Raw data:
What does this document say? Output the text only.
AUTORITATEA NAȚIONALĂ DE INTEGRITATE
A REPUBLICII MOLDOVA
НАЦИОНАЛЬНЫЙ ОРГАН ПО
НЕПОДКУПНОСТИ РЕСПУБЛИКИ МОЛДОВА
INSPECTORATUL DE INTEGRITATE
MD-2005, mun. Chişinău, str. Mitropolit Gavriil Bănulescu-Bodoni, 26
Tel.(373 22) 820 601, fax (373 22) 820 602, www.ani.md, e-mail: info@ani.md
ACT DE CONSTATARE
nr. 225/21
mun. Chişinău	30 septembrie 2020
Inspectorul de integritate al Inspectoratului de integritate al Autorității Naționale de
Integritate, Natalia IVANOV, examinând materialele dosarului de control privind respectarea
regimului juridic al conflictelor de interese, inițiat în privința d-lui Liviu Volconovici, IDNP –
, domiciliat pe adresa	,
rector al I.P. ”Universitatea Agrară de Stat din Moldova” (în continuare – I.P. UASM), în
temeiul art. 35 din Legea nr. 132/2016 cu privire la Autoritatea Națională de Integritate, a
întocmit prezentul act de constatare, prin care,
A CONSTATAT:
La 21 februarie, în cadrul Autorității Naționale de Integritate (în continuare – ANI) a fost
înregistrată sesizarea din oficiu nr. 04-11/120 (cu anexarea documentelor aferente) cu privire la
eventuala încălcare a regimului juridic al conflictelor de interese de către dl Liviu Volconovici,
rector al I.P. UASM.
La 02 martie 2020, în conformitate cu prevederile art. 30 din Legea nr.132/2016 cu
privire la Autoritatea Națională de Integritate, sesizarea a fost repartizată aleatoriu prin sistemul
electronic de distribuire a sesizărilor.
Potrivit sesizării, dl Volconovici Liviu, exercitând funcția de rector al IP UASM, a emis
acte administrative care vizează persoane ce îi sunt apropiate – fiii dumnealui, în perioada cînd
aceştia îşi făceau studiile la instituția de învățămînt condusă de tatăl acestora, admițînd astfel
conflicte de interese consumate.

To do: Set out every line from the material that contains the string "juridic".

Solution to the exercise:
regimului juridic al conflictelor de interese, inițiat în privința d-lui Liviu Volconovici, IDNP –
eventuala încălcare a regimului juridic al conflictelor de interese de către dl Liviu Volconovici,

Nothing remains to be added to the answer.